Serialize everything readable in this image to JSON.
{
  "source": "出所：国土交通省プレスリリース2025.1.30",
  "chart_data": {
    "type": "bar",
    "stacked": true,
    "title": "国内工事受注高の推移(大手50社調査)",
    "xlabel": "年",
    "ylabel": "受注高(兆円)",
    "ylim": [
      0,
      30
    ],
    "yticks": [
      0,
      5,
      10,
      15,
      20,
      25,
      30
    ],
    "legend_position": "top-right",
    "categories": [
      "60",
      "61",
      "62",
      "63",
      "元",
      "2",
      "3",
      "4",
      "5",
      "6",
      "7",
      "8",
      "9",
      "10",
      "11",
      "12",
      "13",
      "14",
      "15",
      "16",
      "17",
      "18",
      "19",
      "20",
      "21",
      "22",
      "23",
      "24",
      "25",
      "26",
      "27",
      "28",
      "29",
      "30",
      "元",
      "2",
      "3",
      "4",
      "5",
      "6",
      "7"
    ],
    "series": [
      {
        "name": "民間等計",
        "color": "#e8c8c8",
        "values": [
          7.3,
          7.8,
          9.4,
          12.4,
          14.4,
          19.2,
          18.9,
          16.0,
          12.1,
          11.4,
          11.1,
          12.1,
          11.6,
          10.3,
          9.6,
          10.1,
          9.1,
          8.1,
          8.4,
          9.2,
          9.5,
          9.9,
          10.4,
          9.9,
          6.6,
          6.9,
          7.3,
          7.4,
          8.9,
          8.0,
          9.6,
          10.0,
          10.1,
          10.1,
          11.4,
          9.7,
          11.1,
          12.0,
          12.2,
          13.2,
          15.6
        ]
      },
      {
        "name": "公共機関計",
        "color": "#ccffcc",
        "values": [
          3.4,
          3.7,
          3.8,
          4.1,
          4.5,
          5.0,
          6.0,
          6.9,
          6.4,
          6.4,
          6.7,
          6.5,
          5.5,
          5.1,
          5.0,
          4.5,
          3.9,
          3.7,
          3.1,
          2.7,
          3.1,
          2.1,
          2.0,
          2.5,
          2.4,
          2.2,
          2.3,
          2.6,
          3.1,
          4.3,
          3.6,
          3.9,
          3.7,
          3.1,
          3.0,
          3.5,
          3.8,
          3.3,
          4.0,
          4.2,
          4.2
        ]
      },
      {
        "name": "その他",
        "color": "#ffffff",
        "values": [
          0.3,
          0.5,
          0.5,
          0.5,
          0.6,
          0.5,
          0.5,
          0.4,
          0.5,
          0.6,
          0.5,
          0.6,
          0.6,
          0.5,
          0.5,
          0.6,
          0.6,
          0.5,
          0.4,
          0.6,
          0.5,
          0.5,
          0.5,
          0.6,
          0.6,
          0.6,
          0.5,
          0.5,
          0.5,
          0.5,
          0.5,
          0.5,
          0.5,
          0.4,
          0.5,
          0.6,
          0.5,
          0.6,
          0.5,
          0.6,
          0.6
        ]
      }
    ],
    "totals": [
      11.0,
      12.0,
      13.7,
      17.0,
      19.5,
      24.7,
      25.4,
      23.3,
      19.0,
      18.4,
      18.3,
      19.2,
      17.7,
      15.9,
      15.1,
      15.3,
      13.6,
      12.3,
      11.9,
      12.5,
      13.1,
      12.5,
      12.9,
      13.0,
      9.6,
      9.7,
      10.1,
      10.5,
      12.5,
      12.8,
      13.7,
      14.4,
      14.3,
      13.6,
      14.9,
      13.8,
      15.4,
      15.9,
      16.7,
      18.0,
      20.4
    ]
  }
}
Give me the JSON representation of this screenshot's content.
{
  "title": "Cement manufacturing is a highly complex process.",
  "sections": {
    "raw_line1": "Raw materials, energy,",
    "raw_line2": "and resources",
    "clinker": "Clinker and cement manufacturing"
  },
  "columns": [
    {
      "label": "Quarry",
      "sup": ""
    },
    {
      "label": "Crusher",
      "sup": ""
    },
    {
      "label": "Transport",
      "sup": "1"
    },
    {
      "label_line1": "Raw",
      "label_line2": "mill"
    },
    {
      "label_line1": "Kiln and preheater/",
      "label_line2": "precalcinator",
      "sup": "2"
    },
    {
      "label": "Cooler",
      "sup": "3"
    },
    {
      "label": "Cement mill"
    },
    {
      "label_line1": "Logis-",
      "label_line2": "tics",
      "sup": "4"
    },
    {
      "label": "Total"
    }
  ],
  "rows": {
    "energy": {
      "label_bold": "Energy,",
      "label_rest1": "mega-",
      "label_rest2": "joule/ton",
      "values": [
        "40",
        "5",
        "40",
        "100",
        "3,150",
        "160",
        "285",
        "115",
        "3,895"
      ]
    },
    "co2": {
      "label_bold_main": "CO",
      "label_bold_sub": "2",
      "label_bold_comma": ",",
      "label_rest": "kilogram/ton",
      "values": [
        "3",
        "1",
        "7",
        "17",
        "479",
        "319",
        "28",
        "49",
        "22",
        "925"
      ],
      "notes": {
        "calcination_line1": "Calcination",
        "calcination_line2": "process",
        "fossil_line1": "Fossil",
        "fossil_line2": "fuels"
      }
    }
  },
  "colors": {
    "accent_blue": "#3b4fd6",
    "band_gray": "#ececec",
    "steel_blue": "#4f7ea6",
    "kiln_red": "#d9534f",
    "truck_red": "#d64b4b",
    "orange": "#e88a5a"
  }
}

» Required work:
Extract all of the data shown above and repeat it verbatim.

» Solution to this task:
Serialize everything readable in this image to JSON.
{
  "source": "出所：国土交通省プレスリリース2025.1.30",
  "chart_data": {
    "type": "bar",
    "stacked": true,
    "title": "国内工事受注高の推移(大手50社調査)",
    "xlabel": "年",
    "ylabel": "受注高(兆円)",
    "ylim": [
      0,
      30
    ],
    "yticks": [
      0,
      5,
      10,
      15,
      20,
      25,
      30
    ],
    "legend_position": "top-right",
    "categories": [
      "60",
      "61",
      "62",
      "63",
      "元",
      "2",
      "3",
      "4",
      "5",
      "6",
      "7",
      "8",
      "9",
      "10",
      "11",
      "12",
      "13",
      "14",
      "15",
      "16",
      "17",
      "18",
      "19",
      "20",
      "21",
      "22",
      "23",
      "24",
      "25",
      "26",
      "27",
      "28",
      "29",
      "30",
      "元",
      "2",
      "3",
      "4",
      "5",
      "6",
      "7"
    ],
    "series": [
      {
        "name": "民間等計",
        "color": "#e8c8c8",
        "values": [
          7.3,
          7.8,
          9.4,
          12.4,
          14.4,
          19.2,
          18.9,
          16.0,
          12.1,
          11.4,
          11.1,
          12.1,
          11.6,
          10.3,
          9.6,
          10.1,
          9.1,
          8.1,
          8.4,
          9.2,
          9.5,
          9.9,
          10.4,
          9.9,
          6.6,
          6.9,
          7.3,
          7.4,
          8.9,
          8.0,
          9.6,
          10.0,
          10.1,
          10.1,
          11.4,
          9.7,
          11.1,
          12.0,
          12.2,
          13.2,
          15.6
        ]
      },
      {
        "name": "公共機関計",
        "color": "#ccffcc",
        "values": [
          3.4,
          3.7,
          3.8,
          4.1,
          4.5,
          5.0,
          6.0,
          6.9,
          6.4,
          6.4,
          6.7,
          6.5,
          5.5,
          5.1,
          5.0,
          4.5,
          3.9,
          3.7,
          3.1,
          2.7,
          3.1,
          2.1,
          2.0,
          2.5,
          2.4,
          2.2,
          2.3,
          2.6,
          3.1,
          4.3,
          3.6,
          3.9,
          3.7,
          3.1,
          3.0,
          3.5,
          3.8,
          3.3,
          4.0,
          4.2,
          4.2
        ]
      },
      {
        "name": "その他",
        "color": "#ffffff",
        "values": [
          0.3,
          0.5,
          0.5,
          0.5,
          0.6,
          0.5,
          0.5,
          0.4,
          0.5,
          0.6,
          0.5,
          0.6,
          0.6,
          0.5,
          0.5,
          0.6,
          0.6,
          0.5,
          0.4,
          0.6,
          0.5,
          0.5,
          0.5,
          0.6,
          0.6,
          0.6,
          0.5,
          0.5,
          0.5,
          0.5,
          0.5,
          0.5,
          0.5,
          0.4,
          0.5,
          0.6,
          0.5,
          0.6,
          0.5,
          0.6,
          0.6
        ]
      }
    ],
    "totals": [
      11.0,
      12.0,
      13.7,
      17.0,
      19.5,
      24.7,
      25.4,
      23.3,
      19.0,
      18.4,
      18.3,
      19.2,
      17.7,
      15.9,
      15.1,
      15.3,
      13.6,
      12.3,
      11.9,
      12.5,
      13.1,
      12.5,
      12.9,
      13.0,
      9.6,
      9.7,
      10.1,
      10.5,
      12.5,
      12.8,
      13.7,
      14.4,
      14.3,
      13.6,
      14.9,
      13.8,
      15.4,
      15.9,
      16.7,
      18.0,
      20.4
    ]
  }
}
Give me the JSON representation of this screenshot's content.
{
  "title": "Cement manufacturing is a highly complex process.",
  "sections": {
    "raw_line1": "Raw materials, energy,",
    "raw_line2": "and resources",
    "clinker": "Clinker and cement manufacturing"
  },
  "columns": [
    {
      "label": "Quarry",
      "sup": ""
    },
    {
      "label": "Crusher",
      "sup": ""
    },
    {
      "label": "Transport",
      "sup": "1"
    },
    {
      "label_line1": "Raw",
      "label_line2": "mill"
    },
    {
      "label_line1": "Kiln and preheater/",
      "label_line2": "precalcinator",
      "sup": "2"
    },
    {
      "label": "Cooler",
      "sup": "3"
    },
    {
      "label": "Cement mill"
    },
    {
      "label_line1": "Logis-",
      "label_line2": "tics",
      "sup": "4"
    },
    {
      "label": "Total"
    }
  ],
  "rows": {
    "energy": {
      "label_bold": "Energy,",
      "label_rest1": "mega-",
      "label_rest2": "joule/ton",
      "values": [
        "40",
        "5",
        "40",
        "100",
        "3,150",
        "160",
        "285",
        "115",
        "3,895"
      ]
    },
    "co2": {
      "label_bold_main": "CO",
      "label_bold_sub": "2",
      "label_bold_comma": ",",
      "label_rest": "kilogram/ton",
      "values": [
        "3",
        "1",
        "7",
        "17",
        "479",
        "319",
        "28",
        "49",
        "22",
        "925"
      ],
      "notes": {
        "calcination_line1": "Calcination",
        "calcination_line2": "process",
        "fossil_line1": "Fossil",
        "fossil_line2": "fuels"
      }
    }
  },
  "colors": {
    "accent_blue": "#3b4fd6",
    "band_gray": "#ececec",
    "steel_blue": "#4f7ea6",
    "kiln_red": "#d9534f",
    "truck_red": "#d64b4b",
    "orange": "#e88a5a"
  }
}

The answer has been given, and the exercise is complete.